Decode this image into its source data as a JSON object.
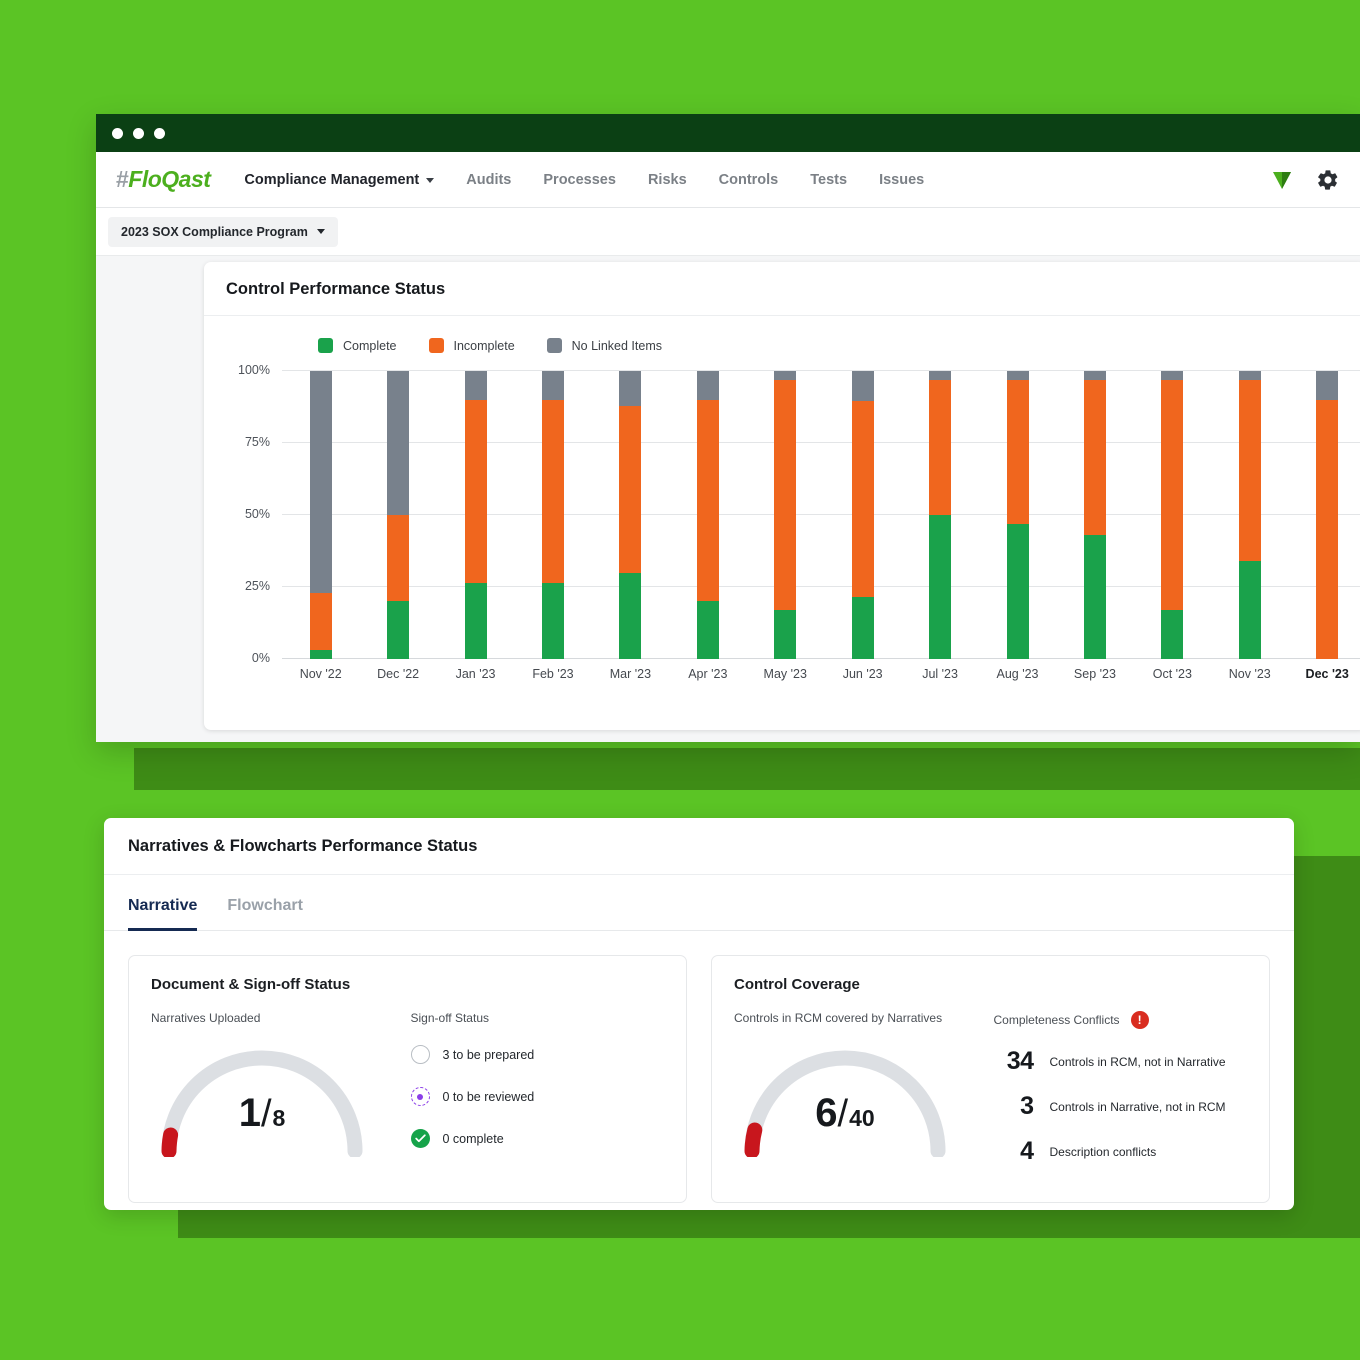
{
  "window": {
    "dots": 3
  },
  "nav": {
    "logo_hash": "#",
    "logo_name": "FloQast",
    "primary": "Compliance Management",
    "items": [
      {
        "label": "Audits"
      },
      {
        "label": "Processes"
      },
      {
        "label": "Risks"
      },
      {
        "label": "Controls"
      },
      {
        "label": "Tests"
      },
      {
        "label": "Issues"
      }
    ],
    "right_icons": [
      "flag-icon",
      "gear-icon"
    ]
  },
  "subbar": {
    "program": "2023 SOX Compliance Program"
  },
  "chart_card": {
    "title": "Control Performance Status"
  },
  "chart_data": {
    "type": "bar",
    "stacked": true,
    "title": "Control Performance Status",
    "xlabel": "",
    "ylabel": "",
    "ylim": [
      0,
      100
    ],
    "yticks": [
      "0%",
      "25%",
      "50%",
      "75%",
      "100%"
    ],
    "grid": true,
    "legend_position": "top-left",
    "categories": [
      "Nov '22",
      "Dec '22",
      "Jan '23",
      "Feb '23",
      "Mar '23",
      "Apr '23",
      "May '23",
      "Jun '23",
      "Jul '23",
      "Aug '23",
      "Sep '23",
      "Oct '23",
      "Nov '23",
      "Dec '23"
    ],
    "highlight_category": "Dec '23",
    "series": [
      {
        "name": "Complete",
        "color": "#1AA24B",
        "values": [
          3,
          20,
          26.5,
          26.5,
          30,
          20,
          17,
          21.5,
          50,
          47,
          43,
          17,
          34,
          0
        ]
      },
      {
        "name": "Incomplete",
        "color": "#F0661E",
        "values": [
          20,
          30,
          63.5,
          63.5,
          58,
          70,
          80,
          68,
          47,
          50,
          54,
          80,
          63,
          90
        ]
      },
      {
        "name": "No Linked Items",
        "color": "#78818C",
        "values": [
          77,
          50,
          10,
          10,
          12,
          10,
          3,
          10.5,
          3,
          3,
          3,
          3,
          3,
          10
        ]
      }
    ]
  },
  "bottom_panel": {
    "title": "Narratives & Flowcharts Performance Status",
    "tabs": [
      {
        "label": "Narrative",
        "active": true
      },
      {
        "label": "Flowchart",
        "active": false
      }
    ],
    "document_card": {
      "title": "Document & Sign-off Status",
      "gauge_label": "Narratives Uploaded",
      "gauge_value": "1",
      "gauge_separator": "/",
      "gauge_total": "8",
      "gauge_fill_color": "#C8161D",
      "gauge_track_color": "#DCDFE3",
      "signoff_label": "Sign-off Status",
      "signoff_items": [
        {
          "icon": "empty-circle-icon",
          "text": "3 to be prepared"
        },
        {
          "icon": "review-circle-icon",
          "text": "0 to be reviewed"
        },
        {
          "icon": "check-circle-icon",
          "text": "0 complete"
        }
      ]
    },
    "coverage_card": {
      "title": "Control Coverage",
      "gauge_label": "Controls in RCM covered by Narratives",
      "gauge_value": "6",
      "gauge_separator": "/",
      "gauge_total": "40",
      "conflicts_label": "Completeness Conflicts",
      "conflicts_icon": "alert-icon",
      "conflicts": [
        {
          "count": "34",
          "label": "Controls in RCM, not in Narrative"
        },
        {
          "count": "3",
          "label": "Controls in Narrative, not in RCM"
        },
        {
          "count": "4",
          "label": "Description conflicts"
        }
      ]
    }
  },
  "colors": {
    "background_green": "#5BC425",
    "deco_green": "#3E8C16",
    "titlebar_green": "#0B4014",
    "brand_green": "#4CAF1E",
    "accent_navy": "#152A52",
    "danger_red": "#D92D20"
  }
}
•••••
> Given instruction:
Return to the listing above and set it down exactly, leaving out its pictures.

> Result:
Decode this image into its source data as a JSON object.
{
  "window": {
    "dots": 3
  },
  "nav": {
    "logo_hash": "#",
    "logo_name": "FloQast",
    "primary": "Compliance Management",
    "items": [
      {
        "label": "Audits"
      },
      {
        "label": "Processes"
      },
      {
        "label": "Risks"
      },
      {
        "label": "Controls"
      },
      {
        "label": "Tests"
      },
      {
        "label": "Issues"
      }
    ],
    "right_icons": [
      "flag-icon",
      "gear-icon"
    ]
  },
  "subbar": {
    "program": "2023 SOX Compliance Program"
  },
  "chart_card": {
    "title": "Control Performance Status"
  },
  "chart_data": {
    "type": "bar",
    "stacked": true,
    "title": "Control Performance Status",
    "xlabel": "",
    "ylabel": "",
    "ylim": [
      0,
      100
    ],
    "yticks": [
      "0%",
      "25%",
      "50%",
      "75%",
      "100%"
    ],
    "grid": true,
    "legend_position": "top-left",
    "categories": [
      "Nov '22",
      "Dec '22",
      "Jan '23",
      "Feb '23",
      "Mar '23",
      "Apr '23",
      "May '23",
      "Jun '23",
      "Jul '23",
      "Aug '23",
      "Sep '23",
      "Oct '23",
      "Nov '23",
      "Dec '23"
    ],
    "highlight_category": "Dec '23",
    "series": [
      {
        "name": "Complete",
        "color": "#1AA24B",
        "values": [
          3,
          20,
          26.5,
          26.5,
          30,
          20,
          17,
          21.5,
          50,
          47,
          43,
          17,
          34,
          0
        ]
      },
      {
        "name": "Incomplete",
        "color": "#F0661E",
        "values": [
          20,
          30,
          63.5,
          63.5,
          58,
          70,
          80,
          68,
          47,
          50,
          54,
          80,
          63,
          90
        ]
      },
      {
        "name": "No Linked Items",
        "color": "#78818C",
        "values": [
          77,
          50,
          10,
          10,
          12,
          10,
          3,
          10.5,
          3,
          3,
          3,
          3,
          3,
          10
        ]
      }
    ]
  },
  "bottom_panel": {
    "title": "Narratives & Flowcharts Performance Status",
    "tabs": [
      {
        "label": "Narrative",
        "active": true
      },
      {
        "label": "Flowchart",
        "active": false
      }
    ],
    "document_card": {
      "title": "Document & Sign-off Status",
      "gauge_label": "Narratives Uploaded",
      "gauge_value": "1",
      "gauge_separator": "/",
      "gauge_total": "8",
      "gauge_fill_color": "#C8161D",
      "gauge_track_color": "#DCDFE3",
      "signoff_label": "Sign-off Status",
      "signoff_items": [
        {
          "icon": "empty-circle-icon",
          "text": "3 to be prepared"
        },
        {
          "icon": "review-circle-icon",
          "text": "0 to be reviewed"
        },
        {
          "icon": "check-circle-icon",
          "text": "0 complete"
        }
      ]
    },
    "coverage_card": {
      "title": "Control Coverage",
      "gauge_label": "Controls in RCM covered by Narratives",
      "gauge_value": "6",
      "gauge_separator": "/",
      "gauge_total": "40",
      "conflicts_label": "Completeness Conflicts",
      "conflicts_icon": "alert-icon",
      "conflicts": [
        {
          "count": "34",
          "label": "Controls in RCM, not in Narrative"
        },
        {
          "count": "3",
          "label": "Controls in Narrative, not in RCM"
        },
        {
          "count": "4",
          "label": "Description conflicts"
        }
      ]
    }
  },
  "colors": {
    "background_green": "#5BC425",
    "deco_green": "#3E8C16",
    "titlebar_green": "#0B4014",
    "brand_green": "#4CAF1E",
    "accent_navy": "#152A52",
    "danger_red": "#D92D20"
  }
}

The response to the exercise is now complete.